(Document text records)
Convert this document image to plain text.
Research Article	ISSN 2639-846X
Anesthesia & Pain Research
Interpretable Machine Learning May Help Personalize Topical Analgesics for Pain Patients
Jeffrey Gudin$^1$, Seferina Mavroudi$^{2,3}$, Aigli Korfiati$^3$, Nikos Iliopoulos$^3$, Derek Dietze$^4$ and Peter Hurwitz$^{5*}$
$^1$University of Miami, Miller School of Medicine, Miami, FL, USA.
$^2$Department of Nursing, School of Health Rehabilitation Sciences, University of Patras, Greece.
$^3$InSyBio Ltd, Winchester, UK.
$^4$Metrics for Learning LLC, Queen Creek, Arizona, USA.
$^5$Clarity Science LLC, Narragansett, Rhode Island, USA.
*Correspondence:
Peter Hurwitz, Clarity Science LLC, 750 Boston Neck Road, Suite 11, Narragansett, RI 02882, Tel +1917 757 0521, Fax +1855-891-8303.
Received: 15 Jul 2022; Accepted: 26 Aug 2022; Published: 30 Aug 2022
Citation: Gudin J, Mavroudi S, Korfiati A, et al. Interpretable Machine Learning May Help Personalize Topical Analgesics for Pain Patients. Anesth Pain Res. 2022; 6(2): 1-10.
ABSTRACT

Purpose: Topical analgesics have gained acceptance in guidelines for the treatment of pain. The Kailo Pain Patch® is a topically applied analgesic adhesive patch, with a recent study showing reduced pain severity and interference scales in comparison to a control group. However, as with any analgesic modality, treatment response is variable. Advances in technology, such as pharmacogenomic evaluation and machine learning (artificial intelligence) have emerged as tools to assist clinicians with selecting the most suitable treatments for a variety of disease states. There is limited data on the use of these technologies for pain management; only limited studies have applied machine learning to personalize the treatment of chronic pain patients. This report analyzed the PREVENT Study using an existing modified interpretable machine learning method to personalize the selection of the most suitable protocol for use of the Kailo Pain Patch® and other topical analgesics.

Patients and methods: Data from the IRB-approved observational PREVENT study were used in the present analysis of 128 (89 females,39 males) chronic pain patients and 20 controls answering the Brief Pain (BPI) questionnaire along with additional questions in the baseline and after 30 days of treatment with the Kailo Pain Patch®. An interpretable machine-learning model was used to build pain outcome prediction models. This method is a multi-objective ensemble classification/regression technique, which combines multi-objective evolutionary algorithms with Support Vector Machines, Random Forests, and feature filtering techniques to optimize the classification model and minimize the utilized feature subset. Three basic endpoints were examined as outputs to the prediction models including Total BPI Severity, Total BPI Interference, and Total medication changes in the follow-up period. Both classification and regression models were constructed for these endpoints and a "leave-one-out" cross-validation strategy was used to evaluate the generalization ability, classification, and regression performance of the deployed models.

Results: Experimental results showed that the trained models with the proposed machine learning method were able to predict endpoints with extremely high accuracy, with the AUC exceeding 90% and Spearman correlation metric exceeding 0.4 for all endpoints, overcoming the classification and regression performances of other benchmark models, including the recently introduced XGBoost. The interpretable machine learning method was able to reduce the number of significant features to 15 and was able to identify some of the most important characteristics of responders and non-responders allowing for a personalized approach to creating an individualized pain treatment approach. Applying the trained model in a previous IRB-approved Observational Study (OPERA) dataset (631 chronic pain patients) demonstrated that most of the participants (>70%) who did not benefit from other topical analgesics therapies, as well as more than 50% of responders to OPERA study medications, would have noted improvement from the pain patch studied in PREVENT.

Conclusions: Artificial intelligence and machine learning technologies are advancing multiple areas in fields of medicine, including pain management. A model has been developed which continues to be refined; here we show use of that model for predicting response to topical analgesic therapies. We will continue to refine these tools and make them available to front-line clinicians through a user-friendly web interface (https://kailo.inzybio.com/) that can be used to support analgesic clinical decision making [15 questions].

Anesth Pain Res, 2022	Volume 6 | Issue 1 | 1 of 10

### INSTRUCTIONS FOR THE TASK
Give back each record above exactly as written.

### PROBLEM SOLUTION
Convert this document image to plain text.
Research Article	ISSN 2639-846X
Anesthesia & Pain Research
Interpretable Machine Learning May Help Personalize Topical Analgesics for Pain Patients
Jeffrey Gudin$^1$, Seferina Mavroudi$^{2,3}$, Aigli Korfiati$^3$, Nikos Iliopoulos$^3$, Derek Dietze$^4$ and Peter Hurwitz$^{5*}$
$^1$University of Miami, Miller School of Medicine, Miami, FL, USA.
$^2$Department of Nursing, School of Health Rehabilitation Sciences, University of Patras, Greece.
$^3$InSyBio Ltd, Winchester, UK.
$^4$Metrics for Learning LLC, Queen Creek, Arizona, USA.
$^5$Clarity Science LLC, Narragansett, Rhode Island, USA.
*Correspondence:
Peter Hurwitz, Clarity Science LLC, 750 Boston Neck Road, Suite 11, Narragansett, RI 02882, Tel +1917 757 0521, Fax +1855-891-8303.
Received: 15 Jul 2022; Accepted: 26 Aug 2022; Published: 30 Aug 2022
Citation: Gudin J, Mavroudi S, Korfiati A, et al. Interpretable Machine Learning May Help Personalize Topical Analgesics for Pain Patients. Anesth Pain Res. 2022; 6(2): 1-10.
ABSTRACT

Purpose: Topical analgesics have gained acceptance in guidelines for the treatment of pain. The Kailo Pain Patch® is a topically applied analgesic adhesive patch, with a recent study showing reduced pain severity and interference scales in comparison to a control group. However, as with any analgesic modality, treatment response is variable. Advances in technology, such as pharmacogenomic evaluation and machine learning (artificial intelligence) have emerged as tools to assist clinicians with selecting the most suitable treatments for a variety of disease states. There is limited data on the use of these technologies for pain management; only limited studies have applied machine learning to personalize the treatment of chronic pain patients. This report analyzed the PREVENT Study using an existing modified interpretable machine learning method to personalize the selection of the most suitable protocol for use of the Kailo Pain Patch® and other topical analgesics.

Patients and methods: Data from the IRB-approved observational PREVENT study were used in the present analysis of 128 (89 females,39 males) chronic pain patients and 20 controls answering the Brief Pain (BPI) questionnaire along with additional questions in the baseline and after 30 days of treatment with the Kailo Pain Patch®. An interpretable machine-learning model was used to build pain outcome prediction models. This method is a multi-objective ensemble classification/regression technique, which combines multi-objective evolutionary algorithms with Support Vector Machines, Random Forests, and feature filtering techniques to optimize the classification model and minimize the utilized feature subset. Three basic endpoints were examined as outputs to the prediction models including Total BPI Severity, Total BPI Interference, and Total medication changes in the follow-up period. Both classification and regression models were constructed for these endpoints and a "leave-one-out" cross-validation strategy was used to evaluate the generalization ability, classification, and regression performance of the deployed models.

Results: Experimental results showed that the trained models with the proposed machine learning method were able to predict endpoints with extremely high accuracy, with the AUC exceeding 90% and Spearman correlation metric exceeding 0.4 for all endpoints, overcoming the classification and regression performances of other benchmark models, including the recently introduced XGBoost. The interpretable machine learning method was able to reduce the number of significant features to 15 and was able to identify some of the most important characteristics of responders and non-responders allowing for a personalized approach to creating an individualized pain treatment approach. Applying the trained model in a previous IRB-approved Observational Study (OPERA) dataset (631 chronic pain patients) demonstrated that most of the participants (>70%) who did not benefit from other topical analgesics therapies, as well as more than 50% of responders to OPERA study medications, would have noted improvement from the pain patch studied in PREVENT.

Conclusions: Artificial intelligence and machine learning technologies are advancing multiple areas in fields of medicine, including pain management. A model has been developed which continues to be refined; here we show use of that model for predicting response to topical analgesic therapies. We will continue to refine these tools and make them available to front-line clinicians through a user-friendly web interface (https://kailo.inzybio.com/) that can be used to support analgesic clinical decision making [15 questions].

Anesth Pain Res, 2022	Volume 6 | Issue 1 | 1 of 10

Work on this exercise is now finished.